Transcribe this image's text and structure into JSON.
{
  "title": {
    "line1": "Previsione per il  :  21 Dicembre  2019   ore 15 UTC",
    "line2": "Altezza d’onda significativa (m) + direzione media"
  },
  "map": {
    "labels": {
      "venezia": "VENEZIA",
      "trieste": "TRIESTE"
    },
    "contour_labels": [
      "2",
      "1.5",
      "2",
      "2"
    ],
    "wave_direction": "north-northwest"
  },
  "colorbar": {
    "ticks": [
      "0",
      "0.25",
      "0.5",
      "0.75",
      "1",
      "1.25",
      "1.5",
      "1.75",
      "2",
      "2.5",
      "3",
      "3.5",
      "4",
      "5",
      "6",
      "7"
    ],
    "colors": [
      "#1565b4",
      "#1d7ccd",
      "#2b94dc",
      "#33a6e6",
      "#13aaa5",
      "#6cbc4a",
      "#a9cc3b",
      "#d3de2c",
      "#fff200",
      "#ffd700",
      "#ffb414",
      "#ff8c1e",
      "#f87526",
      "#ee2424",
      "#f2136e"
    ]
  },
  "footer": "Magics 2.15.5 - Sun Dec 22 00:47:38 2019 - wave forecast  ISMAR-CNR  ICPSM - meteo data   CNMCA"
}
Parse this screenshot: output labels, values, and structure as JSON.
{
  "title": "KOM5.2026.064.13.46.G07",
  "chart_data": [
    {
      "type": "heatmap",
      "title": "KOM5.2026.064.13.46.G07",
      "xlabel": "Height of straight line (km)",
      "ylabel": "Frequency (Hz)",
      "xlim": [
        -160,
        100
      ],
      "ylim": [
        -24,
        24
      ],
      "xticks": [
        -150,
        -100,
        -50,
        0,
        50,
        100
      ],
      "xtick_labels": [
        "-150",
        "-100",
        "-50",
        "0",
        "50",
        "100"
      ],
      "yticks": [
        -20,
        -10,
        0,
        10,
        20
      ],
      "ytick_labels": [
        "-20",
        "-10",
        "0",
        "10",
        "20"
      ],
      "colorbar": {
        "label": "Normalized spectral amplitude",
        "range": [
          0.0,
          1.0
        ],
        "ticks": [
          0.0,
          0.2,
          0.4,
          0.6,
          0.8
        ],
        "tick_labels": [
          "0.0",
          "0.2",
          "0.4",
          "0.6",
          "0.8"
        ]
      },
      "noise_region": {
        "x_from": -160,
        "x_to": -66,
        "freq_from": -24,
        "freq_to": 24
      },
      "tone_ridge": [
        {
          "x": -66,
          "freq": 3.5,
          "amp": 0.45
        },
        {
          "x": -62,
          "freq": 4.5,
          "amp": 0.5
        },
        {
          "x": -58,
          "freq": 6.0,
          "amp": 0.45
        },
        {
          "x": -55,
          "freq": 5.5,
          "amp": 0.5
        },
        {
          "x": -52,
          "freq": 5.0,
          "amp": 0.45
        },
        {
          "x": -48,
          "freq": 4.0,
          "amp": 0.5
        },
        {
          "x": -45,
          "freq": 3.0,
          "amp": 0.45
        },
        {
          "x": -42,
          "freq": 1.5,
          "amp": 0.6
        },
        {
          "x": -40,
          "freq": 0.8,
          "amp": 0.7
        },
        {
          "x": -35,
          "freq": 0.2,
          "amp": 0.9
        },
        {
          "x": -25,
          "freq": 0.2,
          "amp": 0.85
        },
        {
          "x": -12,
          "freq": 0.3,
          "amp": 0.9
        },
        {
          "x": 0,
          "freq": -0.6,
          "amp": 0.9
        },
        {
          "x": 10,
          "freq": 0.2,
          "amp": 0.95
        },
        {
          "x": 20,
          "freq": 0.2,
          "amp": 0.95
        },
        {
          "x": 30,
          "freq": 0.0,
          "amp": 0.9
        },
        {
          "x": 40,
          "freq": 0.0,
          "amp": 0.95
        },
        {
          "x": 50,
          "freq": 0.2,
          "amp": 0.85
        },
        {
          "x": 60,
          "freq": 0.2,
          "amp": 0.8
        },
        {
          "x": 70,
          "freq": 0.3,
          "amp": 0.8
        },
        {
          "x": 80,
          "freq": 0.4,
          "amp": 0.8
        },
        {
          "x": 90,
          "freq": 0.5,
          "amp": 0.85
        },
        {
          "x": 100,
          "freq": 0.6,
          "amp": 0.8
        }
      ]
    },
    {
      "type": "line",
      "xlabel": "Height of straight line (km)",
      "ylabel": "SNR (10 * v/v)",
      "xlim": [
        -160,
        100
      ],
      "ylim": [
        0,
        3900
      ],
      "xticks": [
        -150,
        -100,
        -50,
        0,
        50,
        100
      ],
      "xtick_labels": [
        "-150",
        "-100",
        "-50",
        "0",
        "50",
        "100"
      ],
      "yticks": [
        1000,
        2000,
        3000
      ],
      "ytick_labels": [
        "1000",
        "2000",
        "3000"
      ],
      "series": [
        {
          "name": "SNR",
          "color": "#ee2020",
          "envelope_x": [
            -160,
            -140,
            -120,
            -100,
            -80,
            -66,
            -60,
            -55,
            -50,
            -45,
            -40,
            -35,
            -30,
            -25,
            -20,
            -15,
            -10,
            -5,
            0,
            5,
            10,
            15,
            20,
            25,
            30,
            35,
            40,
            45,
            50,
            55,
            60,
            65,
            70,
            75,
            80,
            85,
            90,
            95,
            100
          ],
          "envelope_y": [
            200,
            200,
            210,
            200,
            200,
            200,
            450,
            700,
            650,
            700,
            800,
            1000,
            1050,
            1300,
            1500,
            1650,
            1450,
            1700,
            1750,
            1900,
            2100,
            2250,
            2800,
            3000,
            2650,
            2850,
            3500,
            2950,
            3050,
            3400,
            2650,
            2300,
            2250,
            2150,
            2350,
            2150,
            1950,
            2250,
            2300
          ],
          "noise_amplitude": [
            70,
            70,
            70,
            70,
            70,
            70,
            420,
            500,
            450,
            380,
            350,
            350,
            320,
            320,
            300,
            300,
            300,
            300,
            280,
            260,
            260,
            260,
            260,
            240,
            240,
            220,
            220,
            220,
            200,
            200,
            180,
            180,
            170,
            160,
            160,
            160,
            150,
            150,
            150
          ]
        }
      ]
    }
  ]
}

━━━━━━

WHAT YOU NEED TO DO:
Above are the records; retype every one exactly.

EXERCISE OUTPUT:
Transcribe this image's text and structure into JSON.
{
  "title": {
    "line1": "Previsione per il  :  21 Dicembre  2019   ore 15 UTC",
    "line2": "Altezza d’onda significativa (m) + direzione media"
  },
  "map": {
    "labels": {
      "venezia": "VENEZIA",
      "trieste": "TRIESTE"
    },
    "contour_labels": [
      "2",
      "1.5",
      "2",
      "2"
    ],
    "wave_direction": "north-northwest"
  },
  "colorbar": {
    "ticks": [
      "0",
      "0.25",
      "0.5",
      "0.75",
      "1",
      "1.25",
      "1.5",
      "1.75",
      "2",
      "2.5",
      "3",
      "3.5",
      "4",
      "5",
      "6",
      "7"
    ],
    "colors": [
      "#1565b4",
      "#1d7ccd",
      "#2b94dc",
      "#33a6e6",
      "#13aaa5",
      "#6cbc4a",
      "#a9cc3b",
      "#d3de2c",
      "#fff200",
      "#ffd700",
      "#ffb414",
      "#ff8c1e",
      "#f87526",
      "#ee2424",
      "#f2136e"
    ]
  },
  "footer": "Magics 2.15.5 - Sun Dec 22 00:47:38 2019 - wave forecast  ISMAR-CNR  ICPSM - meteo data   CNMCA"
}
Parse this screenshot: output labels, values, and structure as JSON.
{
  "title": "KOM5.2026.064.13.46.G07",
  "chart_data": [
    {
      "type": "heatmap",
      "title": "KOM5.2026.064.13.46.G07",
      "xlabel": "Height of straight line (km)",
      "ylabel": "Frequency (Hz)",
      "xlim": [
        -160,
        100
      ],
      "ylim": [
        -24,
        24
      ],
      "xticks": [
        -150,
        -100,
        -50,
        0,
        50,
        100
      ],
      "xtick_labels": [
        "-150",
        "-100",
        "-50",
        "0",
        "50",
        "100"
      ],
      "yticks": [
        -20,
        -10,
        0,
        10,
        20
      ],
      "ytick_labels": [
        "-20",
        "-10",
        "0",
        "10",
        "20"
      ],
      "colorbar": {
        "label": "Normalized spectral amplitude",
        "range": [
          0.0,
          1.0
        ],
        "ticks": [
          0.0,
          0.2,
          0.4,
          0.6,
          0.8
        ],
        "tick_labels": [
          "0.0",
          "0.2",
          "0.4",
          "0.6",
          "0.8"
        ]
      },
      "noise_region": {
        "x_from": -160,
        "x_to": -66,
        "freq_from": -24,
        "freq_to": 24
      },
      "tone_ridge": [
        {
          "x": -66,
          "freq": 3.5,
          "amp": 0.45
        },
        {
          "x": -62,
          "freq": 4.5,
          "amp": 0.5
        },
        {
          "x": -58,
          "freq": 6.0,
          "amp": 0.45
        },
        {
          "x": -55,
          "freq": 5.5,
          "amp": 0.5
        },
        {
          "x": -52,
          "freq": 5.0,
          "amp": 0.45
        },
        {
          "x": -48,
          "freq": 4.0,
          "amp": 0.5
        },
        {
          "x": -45,
          "freq": 3.0,
          "amp": 0.45
        },
        {
          "x": -42,
          "freq": 1.5,
          "amp": 0.6
        },
        {
          "x": -40,
          "freq": 0.8,
          "amp": 0.7
        },
        {
          "x": -35,
          "freq": 0.2,
          "amp": 0.9
        },
        {
          "x": -25,
          "freq": 0.2,
          "amp": 0.85
        },
        {
          "x": -12,
          "freq": 0.3,
          "amp": 0.9
        },
        {
          "x": 0,
          "freq": -0.6,
          "amp": 0.9
        },
        {
          "x": 10,
          "freq": 0.2,
          "amp": 0.95
        },
        {
          "x": 20,
          "freq": 0.2,
          "amp": 0.95
        },
        {
          "x": 30,
          "freq": 0.0,
          "amp": 0.9
        },
        {
          "x": 40,
          "freq": 0.0,
          "amp": 0.95
        },
        {
          "x": 50,
          "freq": 0.2,
          "amp": 0.85
        },
        {
          "x": 60,
          "freq": 0.2,
          "amp": 0.8
        },
        {
          "x": 70,
          "freq": 0.3,
          "amp": 0.8
        },
        {
          "x": 80,
          "freq": 0.4,
          "amp": 0.8
        },
        {
          "x": 90,
          "freq": 0.5,
          "amp": 0.85
        },
        {
          "x": 100,
          "freq": 0.6,
          "amp": 0.8
        }
      ]
    },
    {
      "type": "line",
      "xlabel": "Height of straight line (km)",
      "ylabel": "SNR (10 * v/v)",
      "xlim": [
        -160,
        100
      ],
      "ylim": [
        0,
        3900
      ],
      "xticks": [
        -150,
        -100,
        -50,
        0,
        50,
        100
      ],
      "xtick_labels": [
        "-150",
        "-100",
        "-50",
        "0",
        "50",
        "100"
      ],
      "yticks": [
        1000,
        2000,
        3000
      ],
      "ytick_labels": [
        "1000",
        "2000",
        "3000"
      ],
      "series": [
        {
          "name": "SNR",
          "color": "#ee2020",
          "envelope_x": [
            -160,
            -140,
            -120,
            -100,
            -80,
            -66,
            -60,
            -55,
            -50,
            -45,
            -40,
            -35,
            -30,
            -25,
            -20,
            -15,
            -10,
            -5,
            0,
            5,
            10,
            15,
            20,
            25,
            30,
            35,
            40,
            45,
            50,
            55,
            60,
            65,
            70,
            75,
            80,
            85,
            90,
            95,
            100
          ],
          "envelope_y": [
            200,
            200,
            210,
            200,
            200,
            200,
            450,
            700,
            650,
            700,
            800,
            1000,
            1050,
            1300,
            1500,
            1650,
            1450,
            1700,
            1750,
            1900,
            2100,
            2250,
            2800,
            3000,
            2650,
            2850,
            3500,
            2950,
            3050,
            3400,
            2650,
            2300,
            2250,
            2150,
            2350,
            2150,
            1950,
            2250,
            2300
          ],
          "noise_amplitude": [
            70,
            70,
            70,
            70,
            70,
            70,
            420,
            500,
            450,
            380,
            350,
            350,
            320,
            320,
            300,
            300,
            300,
            300,
            280,
            260,
            260,
            260,
            260,
            240,
            240,
            220,
            220,
            220,
            200,
            200,
            180,
            180,
            170,
            160,
            160,
            160,
            150,
            150,
            150
          ]
        }
      ]
    }
  ]
}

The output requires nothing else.